=== Objective ===
The records below hold pictures; please leave those out and retype the rest exactly.

=== Recorded information ===

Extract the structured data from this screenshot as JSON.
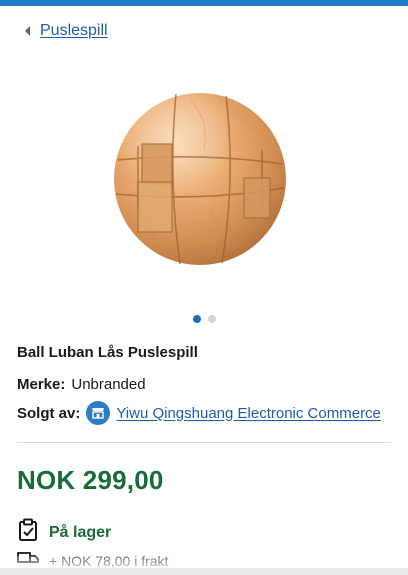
{
  "breadcrumb": {
    "label": "Puslespill"
  },
  "product": {
    "title": "Ball Luban Lås Puslespill",
    "brand_label": "Merke:",
    "brand_value": "Unbranded",
    "seller_label": "Solgt av:",
    "seller_name": "Yiwu Qingshuang Electronic Commerce",
    "price": "NOK 299,00",
    "stock": "På lager",
    "shipping": "+ NOK 78,00 i frakt"
  },
  "gallery": {
    "image_count": 2,
    "active_index": 0
  },
  "colors": {
    "accent_blue": "#1f78c8",
    "link": "#1a5ea8",
    "price_green": "#1a6b3c"
  },
  "icons": {
    "back": "chevron-left-icon",
    "store": "store-icon",
    "stock": "clipboard-check-icon",
    "shipping": "truck-icon"
  }
}
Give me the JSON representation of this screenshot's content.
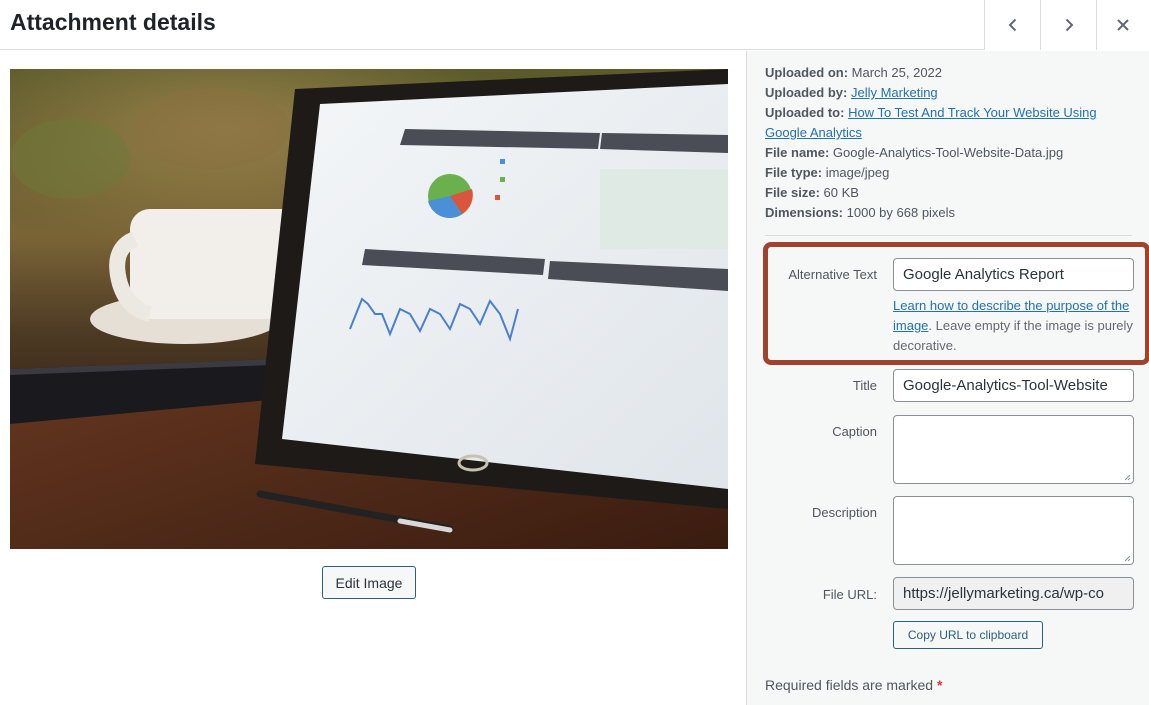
{
  "header": {
    "title": "Attachment details",
    "prev_icon": "chevron-left-icon",
    "next_icon": "chevron-right-icon",
    "close_icon": "close-icon"
  },
  "preview": {
    "image_description": "Tablet displaying Google Analytics dashboard on wooden desk with coffee cup and phone",
    "edit_button": "Edit Image"
  },
  "meta": {
    "uploaded_on_label": "Uploaded on:",
    "uploaded_on": "March 25, 2022",
    "uploaded_by_label": "Uploaded by:",
    "uploaded_by": "Jelly Marketing",
    "uploaded_to_label": "Uploaded to:",
    "uploaded_to": "How To Test And Track Your Website Using Google Analytics",
    "file_name_label": "File name:",
    "file_name": "Google-Analytics-Tool-Website-Data.jpg",
    "file_type_label": "File type:",
    "file_type": "image/jpeg",
    "file_size_label": "File size:",
    "file_size": "60 KB",
    "dimensions_label": "Dimensions:",
    "dimensions": "1000 by 668 pixels"
  },
  "fields": {
    "alt_label": "Alternative Text",
    "alt_value": "Google Analytics Report",
    "alt_help_link": "Learn how to describe the purpose of the image",
    "alt_help_rest": ". Leave empty if the image is purely decorative.",
    "title_label": "Title",
    "title_value": "Google-Analytics-Tool-Website",
    "caption_label": "Caption",
    "caption_value": "",
    "description_label": "Description",
    "description_value": "",
    "file_url_label": "File URL:",
    "file_url_value": "https://jellymarketing.ca/wp-co",
    "copy_button": "Copy URL to clipboard"
  },
  "footer": {
    "required_text": "Required fields are marked",
    "required_star": "*"
  },
  "colors": {
    "highlight_border": "#a0432d",
    "link": "#2271b1",
    "button_border": "#2c5e80",
    "required_star": "#d63638"
  }
}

=== Exercise response ===
Extract the structured data from this screenshot as JSON.
{
  "breadcrumb": {
    "label": "Puslespill"
  },
  "product": {
    "title": "Ball Luban Lås Puslespill",
    "brand_label": "Merke:",
    "brand_value": "Unbranded",
    "seller_label": "Solgt av:",
    "seller_name": "Yiwu Qingshuang Electronic Commerce",
    "price": "NOK 299,00",
    "stock": "På lager",
    "shipping": "+ NOK 78,00 i frakt"
  },
  "gallery": {
    "image_count": 2,
    "active_index": 0
  },
  "colors": {
    "accent_blue": "#1f78c8",
    "link": "#1a5ea8",
    "price_green": "#1a6b3c"
  },
  "icons": {
    "back": "chevron-left-icon",
    "store": "store-icon",
    "stock": "clipboard-check-icon",
    "shipping": "truck-icon"
  }
}
Give me the JSON representation of this screenshot's content.
{
  "header": {
    "title": "Attachment details",
    "prev_icon": "chevron-left-icon",
    "next_icon": "chevron-right-icon",
    "close_icon": "close-icon"
  },
  "preview": {
    "image_description": "Tablet displaying Google Analytics dashboard on wooden desk with coffee cup and phone",
    "edit_button": "Edit Image"
  },
  "meta": {
    "uploaded_on_label": "Uploaded on:",
    "uploaded_on": "March 25, 2022",
    "uploaded_by_label": "Uploaded by:",
    "uploaded_by": "Jelly Marketing",
    "uploaded_to_label": "Uploaded to:",
    "uploaded_to": "How To Test And Track Your Website Using Google Analytics",
    "file_name_label": "File name:",
    "file_name": "Google-Analytics-Tool-Website-Data.jpg",
    "file_type_label": "File type:",
    "file_type": "image/jpeg",
    "file_size_label": "File size:",
    "file_size": "60 KB",
    "dimensions_label": "Dimensions:",
    "dimensions": "1000 by 668 pixels"
  },
  "fields": {
    "alt_label": "Alternative Text",
    "alt_value": "Google Analytics Report",
    "alt_help_link": "Learn how to describe the purpose of the image",
    "alt_help_rest": ". Leave empty if the image is purely decorative.",
    "title_label": "Title",
    "title_value": "Google-Analytics-Tool-Website",
    "caption_label": "Caption",
    "caption_value": "",
    "description_label": "Description",
    "description_value": "",
    "file_url_label": "File URL:",
    "file_url_value": "https://jellymarketing.ca/wp-co",
    "copy_button": "Copy URL to clipboard"
  },
  "footer": {
    "required_text": "Required fields are marked",
    "required_star": "*"
  },
  "colors": {
    "highlight_border": "#a0432d",
    "link": "#2271b1",
    "button_border": "#2c5e80",
    "required_star": "#d63638"
  }
}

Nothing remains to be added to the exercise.